Directions: Each record below is to be reproduced without any change.

Data entries:
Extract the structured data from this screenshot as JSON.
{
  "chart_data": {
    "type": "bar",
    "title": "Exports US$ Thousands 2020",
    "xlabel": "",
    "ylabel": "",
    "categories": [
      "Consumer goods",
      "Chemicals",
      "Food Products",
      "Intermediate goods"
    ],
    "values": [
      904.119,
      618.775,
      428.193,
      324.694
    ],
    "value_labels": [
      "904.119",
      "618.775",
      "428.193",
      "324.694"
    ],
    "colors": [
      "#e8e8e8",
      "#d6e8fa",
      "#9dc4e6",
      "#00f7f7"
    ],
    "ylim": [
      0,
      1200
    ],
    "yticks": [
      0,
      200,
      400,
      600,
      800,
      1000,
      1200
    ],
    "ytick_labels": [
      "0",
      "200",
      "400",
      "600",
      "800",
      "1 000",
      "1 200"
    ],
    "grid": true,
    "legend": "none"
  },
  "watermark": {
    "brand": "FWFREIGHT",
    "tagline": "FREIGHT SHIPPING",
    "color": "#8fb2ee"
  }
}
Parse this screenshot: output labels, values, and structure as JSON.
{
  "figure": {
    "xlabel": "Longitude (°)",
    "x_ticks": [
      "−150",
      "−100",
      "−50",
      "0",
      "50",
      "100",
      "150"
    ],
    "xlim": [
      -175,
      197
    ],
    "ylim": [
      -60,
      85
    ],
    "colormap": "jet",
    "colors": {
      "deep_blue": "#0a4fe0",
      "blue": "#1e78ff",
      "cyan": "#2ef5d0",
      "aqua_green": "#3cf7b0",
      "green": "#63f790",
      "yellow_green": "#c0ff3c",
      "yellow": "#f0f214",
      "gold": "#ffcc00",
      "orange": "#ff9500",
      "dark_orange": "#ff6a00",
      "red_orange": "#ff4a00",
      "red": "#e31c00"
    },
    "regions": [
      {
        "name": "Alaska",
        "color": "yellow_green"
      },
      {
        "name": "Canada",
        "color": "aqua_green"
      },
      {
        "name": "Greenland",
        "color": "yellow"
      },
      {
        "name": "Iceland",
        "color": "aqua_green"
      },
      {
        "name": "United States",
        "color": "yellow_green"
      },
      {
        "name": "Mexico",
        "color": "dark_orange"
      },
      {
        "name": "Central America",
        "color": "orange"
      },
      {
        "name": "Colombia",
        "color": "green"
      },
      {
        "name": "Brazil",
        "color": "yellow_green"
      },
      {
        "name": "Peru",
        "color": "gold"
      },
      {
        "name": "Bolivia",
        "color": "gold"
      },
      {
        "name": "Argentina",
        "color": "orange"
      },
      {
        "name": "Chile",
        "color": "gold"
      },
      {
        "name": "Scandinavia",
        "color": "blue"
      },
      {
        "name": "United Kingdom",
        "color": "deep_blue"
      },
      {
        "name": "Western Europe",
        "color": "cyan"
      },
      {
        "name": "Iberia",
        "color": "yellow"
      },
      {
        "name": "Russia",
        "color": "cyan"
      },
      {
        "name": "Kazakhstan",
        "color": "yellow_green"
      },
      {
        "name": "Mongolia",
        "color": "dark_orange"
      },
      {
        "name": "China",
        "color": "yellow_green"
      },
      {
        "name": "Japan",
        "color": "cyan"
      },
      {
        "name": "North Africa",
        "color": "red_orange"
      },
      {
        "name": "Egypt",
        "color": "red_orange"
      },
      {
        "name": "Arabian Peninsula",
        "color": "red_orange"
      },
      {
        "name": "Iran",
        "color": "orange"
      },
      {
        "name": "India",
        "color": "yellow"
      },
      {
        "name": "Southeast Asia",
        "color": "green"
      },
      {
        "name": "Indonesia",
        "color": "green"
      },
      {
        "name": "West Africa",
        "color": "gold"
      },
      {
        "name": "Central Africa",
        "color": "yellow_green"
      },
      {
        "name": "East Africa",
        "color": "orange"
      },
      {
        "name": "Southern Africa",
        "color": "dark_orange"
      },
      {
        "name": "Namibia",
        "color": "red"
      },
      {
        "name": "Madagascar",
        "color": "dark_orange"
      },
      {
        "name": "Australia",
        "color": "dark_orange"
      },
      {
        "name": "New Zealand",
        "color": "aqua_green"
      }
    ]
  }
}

The output:
Extract the structured data from this screenshot as JSON.
{
  "chart_data": {
    "type": "bar",
    "title": "Exports US$ Thousands 2020",
    "xlabel": "",
    "ylabel": "",
    "categories": [
      "Consumer goods",
      "Chemicals",
      "Food Products",
      "Intermediate goods"
    ],
    "values": [
      904.119,
      618.775,
      428.193,
      324.694
    ],
    "value_labels": [
      "904.119",
      "618.775",
      "428.193",
      "324.694"
    ],
    "colors": [
      "#e8e8e8",
      "#d6e8fa",
      "#9dc4e6",
      "#00f7f7"
    ],
    "ylim": [
      0,
      1200
    ],
    "yticks": [
      0,
      200,
      400,
      600,
      800,
      1000,
      1200
    ],
    "ytick_labels": [
      "0",
      "200",
      "400",
      "600",
      "800",
      "1 000",
      "1 200"
    ],
    "grid": true,
    "legend": "none"
  },
  "watermark": {
    "brand": "FWFREIGHT",
    "tagline": "FREIGHT SHIPPING",
    "color": "#8fb2ee"
  }
}
Parse this screenshot: output labels, values, and structure as JSON.
{
  "figure": {
    "xlabel": "Longitude (°)",
    "x_ticks": [
      "−150",
      "−100",
      "−50",
      "0",
      "50",
      "100",
      "150"
    ],
    "xlim": [
      -175,
      197
    ],
    "ylim": [
      -60,
      85
    ],
    "colormap": "jet",
    "colors": {
      "deep_blue": "#0a4fe0",
      "blue": "#1e78ff",
      "cyan": "#2ef5d0",
      "aqua_green": "#3cf7b0",
      "green": "#63f790",
      "yellow_green": "#c0ff3c",
      "yellow": "#f0f214",
      "gold": "#ffcc00",
      "orange": "#ff9500",
      "dark_orange": "#ff6a00",
      "red_orange": "#ff4a00",
      "red": "#e31c00"
    },
    "regions": [
      {
        "name": "Alaska",
        "color": "yellow_green"
      },
      {
        "name": "Canada",
        "color": "aqua_green"
      },
      {
        "name": "Greenland",
        "color": "yellow"
      },
      {
        "name": "Iceland",
        "color": "aqua_green"
      },
      {
        "name": "United States",
        "color": "yellow_green"
      },
      {
        "name": "Mexico",
        "color": "dark_orange"
      },
      {
        "name": "Central America",
        "color": "orange"
      },
      {
        "name": "Colombia",
        "color": "green"
      },
      {
        "name": "Brazil",
        "color": "yellow_green"
      },
      {
        "name": "Peru",
        "color": "gold"
      },
      {
        "name": "Bolivia",
        "color": "gold"
      },
      {
        "name": "Argentina",
        "color": "orange"
      },
      {
        "name": "Chile",
        "color": "gold"
      },
      {
        "name": "Scandinavia",
        "color": "blue"
      },
      {
        "name": "United Kingdom",
        "color": "deep_blue"
      },
      {
        "name": "Western Europe",
        "color": "cyan"
      },
      {
        "name": "Iberia",
        "color": "yellow"
      },
      {
        "name": "Russia",
        "color": "cyan"
      },
      {
        "name": "Kazakhstan",
        "color": "yellow_green"
      },
      {
        "name": "Mongolia",
        "color": "dark_orange"
      },
      {
        "name": "China",
        "color": "yellow_green"
      },
      {
        "name": "Japan",
        "color": "cyan"
      },
      {
        "name": "North Africa",
        "color": "red_orange"
      },
      {
        "name": "Egypt",
        "color": "red_orange"
      },
      {
        "name": "Arabian Peninsula",
        "color": "red_orange"
      },
      {
        "name": "Iran",
        "color": "orange"
      },
      {
        "name": "India",
        "color": "yellow"
      },
      {
        "name": "Southeast Asia",
        "color": "green"
      },
      {
        "name": "Indonesia",
        "color": "green"
      },
      {
        "name": "West Africa",
        "color": "gold"
      },
      {
        "name": "Central Africa",
        "color": "yellow_green"
      },
      {
        "name": "East Africa",
        "color": "orange"
      },
      {
        "name": "Southern Africa",
        "color": "dark_orange"
      },
      {
        "name": "Namibia",
        "color": "red"
      },
      {
        "name": "Madagascar",
        "color": "dark_orange"
      },
      {
        "name": "Australia",
        "color": "dark_orange"
      },
      {
        "name": "New Zealand",
        "color": "aqua_green"
      }
    ]
  }
}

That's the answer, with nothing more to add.